### GOAL:
Take down each entry exactly as written.

### DATA SUPPLIED:

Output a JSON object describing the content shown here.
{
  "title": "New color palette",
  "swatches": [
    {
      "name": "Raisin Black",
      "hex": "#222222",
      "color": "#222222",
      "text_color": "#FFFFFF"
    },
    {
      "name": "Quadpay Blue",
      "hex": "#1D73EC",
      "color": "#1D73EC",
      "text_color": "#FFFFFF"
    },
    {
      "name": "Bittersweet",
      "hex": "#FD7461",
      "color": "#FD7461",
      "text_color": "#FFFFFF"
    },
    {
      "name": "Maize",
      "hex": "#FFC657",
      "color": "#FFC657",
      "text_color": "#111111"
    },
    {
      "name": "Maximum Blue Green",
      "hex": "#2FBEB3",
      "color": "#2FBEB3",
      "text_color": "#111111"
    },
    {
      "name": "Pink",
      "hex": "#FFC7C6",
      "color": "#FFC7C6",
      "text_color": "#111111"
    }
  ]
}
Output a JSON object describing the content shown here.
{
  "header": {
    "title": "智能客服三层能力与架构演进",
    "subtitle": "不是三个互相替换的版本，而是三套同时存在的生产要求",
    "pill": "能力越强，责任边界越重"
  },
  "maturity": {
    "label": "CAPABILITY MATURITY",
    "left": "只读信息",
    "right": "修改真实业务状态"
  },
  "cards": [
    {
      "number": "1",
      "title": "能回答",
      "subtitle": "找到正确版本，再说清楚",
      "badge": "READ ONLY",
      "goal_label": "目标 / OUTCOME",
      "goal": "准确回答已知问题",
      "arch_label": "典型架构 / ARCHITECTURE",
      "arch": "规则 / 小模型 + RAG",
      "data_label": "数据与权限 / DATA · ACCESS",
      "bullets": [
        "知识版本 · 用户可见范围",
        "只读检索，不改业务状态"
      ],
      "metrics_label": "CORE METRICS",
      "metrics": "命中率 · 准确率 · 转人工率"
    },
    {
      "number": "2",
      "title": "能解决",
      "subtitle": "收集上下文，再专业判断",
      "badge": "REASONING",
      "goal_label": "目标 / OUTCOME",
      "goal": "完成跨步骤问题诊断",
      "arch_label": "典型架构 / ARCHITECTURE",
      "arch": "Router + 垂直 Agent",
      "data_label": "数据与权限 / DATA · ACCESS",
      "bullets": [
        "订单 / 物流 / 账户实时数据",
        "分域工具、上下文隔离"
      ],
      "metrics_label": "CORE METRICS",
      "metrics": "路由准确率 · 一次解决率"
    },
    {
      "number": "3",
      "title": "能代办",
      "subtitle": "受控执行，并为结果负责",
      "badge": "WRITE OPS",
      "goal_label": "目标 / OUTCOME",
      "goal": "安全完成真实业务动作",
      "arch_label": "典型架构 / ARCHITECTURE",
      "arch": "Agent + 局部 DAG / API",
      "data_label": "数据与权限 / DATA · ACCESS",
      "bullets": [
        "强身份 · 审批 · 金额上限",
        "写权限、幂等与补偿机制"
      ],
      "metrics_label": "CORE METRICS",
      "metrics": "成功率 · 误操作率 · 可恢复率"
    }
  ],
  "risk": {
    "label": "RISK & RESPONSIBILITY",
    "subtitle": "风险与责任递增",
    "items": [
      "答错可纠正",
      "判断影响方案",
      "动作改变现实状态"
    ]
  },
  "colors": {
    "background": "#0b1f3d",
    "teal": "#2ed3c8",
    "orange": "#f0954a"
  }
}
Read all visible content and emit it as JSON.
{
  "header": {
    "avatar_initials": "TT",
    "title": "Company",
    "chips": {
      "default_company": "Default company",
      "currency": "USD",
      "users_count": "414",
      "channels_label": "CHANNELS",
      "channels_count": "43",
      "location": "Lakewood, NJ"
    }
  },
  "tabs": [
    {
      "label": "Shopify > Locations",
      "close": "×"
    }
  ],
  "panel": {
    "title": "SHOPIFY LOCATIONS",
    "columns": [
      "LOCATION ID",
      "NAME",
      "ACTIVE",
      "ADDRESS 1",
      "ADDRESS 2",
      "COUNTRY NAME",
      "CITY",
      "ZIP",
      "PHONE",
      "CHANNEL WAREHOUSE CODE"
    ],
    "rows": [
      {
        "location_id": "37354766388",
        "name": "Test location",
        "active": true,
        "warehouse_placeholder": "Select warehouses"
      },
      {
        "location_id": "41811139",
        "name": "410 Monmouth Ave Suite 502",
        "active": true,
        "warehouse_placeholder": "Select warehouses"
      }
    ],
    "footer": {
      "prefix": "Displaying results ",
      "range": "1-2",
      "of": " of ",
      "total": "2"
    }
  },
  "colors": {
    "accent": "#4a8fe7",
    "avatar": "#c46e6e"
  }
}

### RESPONSE:
Output a JSON object describing the content shown here.
{
  "title": "New color palette",
  "swatches": [
    {
      "name": "Raisin Black",
      "hex": "#222222",
      "color": "#222222",
      "text_color": "#FFFFFF"
    },
    {
      "name": "Quadpay Blue",
      "hex": "#1D73EC",
      "color": "#1D73EC",
      "text_color": "#FFFFFF"
    },
    {
      "name": "Bittersweet",
      "hex": "#FD7461",
      "color": "#FD7461",
      "text_color": "#FFFFFF"
    },
    {
      "name": "Maize",
      "hex": "#FFC657",
      "color": "#FFC657",
      "text_color": "#111111"
    },
    {
      "name": "Maximum Blue Green",
      "hex": "#2FBEB3",
      "color": "#2FBEB3",
      "text_color": "#111111"
    },
    {
      "name": "Pink",
      "hex": "#FFC7C6",
      "color": "#FFC7C6",
      "text_color": "#111111"
    }
  ]
}
Output a JSON object describing the content shown here.
{
  "header": {
    "title": "智能客服三层能力与架构演进",
    "subtitle": "不是三个互相替换的版本，而是三套同时存在的生产要求",
    "pill": "能力越强，责任边界越重"
  },
  "maturity": {
    "label": "CAPABILITY MATURITY",
    "left": "只读信息",
    "right": "修改真实业务状态"
  },
  "cards": [
    {
      "number": "1",
      "title": "能回答",
      "subtitle": "找到正确版本，再说清楚",
      "badge": "READ ONLY",
      "goal_label": "目标 / OUTCOME",
      "goal": "准确回答已知问题",
      "arch_label": "典型架构 / ARCHITECTURE",
      "arch": "规则 / 小模型 + RAG",
      "data_label": "数据与权限 / DATA · ACCESS",
      "bullets": [
        "知识版本 · 用户可见范围",
        "只读检索，不改业务状态"
      ],
      "metrics_label": "CORE METRICS",
      "metrics": "命中率 · 准确率 · 转人工率"
    },
    {
      "number": "2",
      "title": "能解决",
      "subtitle": "收集上下文，再专业判断",
      "badge": "REASONING",
      "goal_label": "目标 / OUTCOME",
      "goal": "完成跨步骤问题诊断",
      "arch_label": "典型架构 / ARCHITECTURE",
      "arch": "Router + 垂直 Agent",
      "data_label": "数据与权限 / DATA · ACCESS",
      "bullets": [
        "订单 / 物流 / 账户实时数据",
        "分域工具、上下文隔离"
      ],
      "metrics_label": "CORE METRICS",
      "metrics": "路由准确率 · 一次解决率"
    },
    {
      "number": "3",
      "title": "能代办",
      "subtitle": "受控执行，并为结果负责",
      "badge": "WRITE OPS",
      "goal_label": "目标 / OUTCOME",
      "goal": "安全完成真实业务动作",
      "arch_label": "典型架构 / ARCHITECTURE",
      "arch": "Agent + 局部 DAG / API",
      "data_label": "数据与权限 / DATA · ACCESS",
      "bullets": [
        "强身份 · 审批 · 金额上限",
        "写权限、幂等与补偿机制"
      ],
      "metrics_label": "CORE METRICS",
      "metrics": "成功率 · 误操作率 · 可恢复率"
    }
  ],
  "risk": {
    "label": "RISK & RESPONSIBILITY",
    "subtitle": "风险与责任递增",
    "items": [
      "答错可纠正",
      "判断影响方案",
      "动作改变现实状态"
    ]
  },
  "colors": {
    "background": "#0b1f3d",
    "teal": "#2ed3c8",
    "orange": "#f0954a"
  }
}
Read all visible content and emit it as JSON.
{
  "header": {
    "avatar_initials": "TT",
    "title": "Company",
    "chips": {
      "default_company": "Default company",
      "currency": "USD",
      "users_count": "414",
      "channels_label": "CHANNELS",
      "channels_count": "43",
      "location": "Lakewood, NJ"
    }
  },
  "tabs": [
    {
      "label": "Shopify > Locations",
      "close": "×"
    }
  ],
  "panel": {
    "title": "SHOPIFY LOCATIONS",
    "columns": [
      "LOCATION ID",
      "NAME",
      "ACTIVE",
      "ADDRESS 1",
      "ADDRESS 2",
      "COUNTRY NAME",
      "CITY",
      "ZIP",
      "PHONE",
      "CHANNEL WAREHOUSE CODE"
    ],
    "rows": [
      {
        "location_id": "37354766388",
        "name": "Test location",
        "active": true,
        "warehouse_placeholder": "Select warehouses"
      },
      {
        "location_id": "41811139",
        "name": "410 Monmouth Ave Suite 502",
        "active": true,
        "warehouse_placeholder": "Select warehouses"
      }
    ],
    "footer": {
      "prefix": "Displaying results ",
      "range": "1-2",
      "of": " of ",
      "total": "2"
    }
  },
  "colors": {
    "accent": "#4a8fe7",
    "avatar": "#c46e6e"
  }
}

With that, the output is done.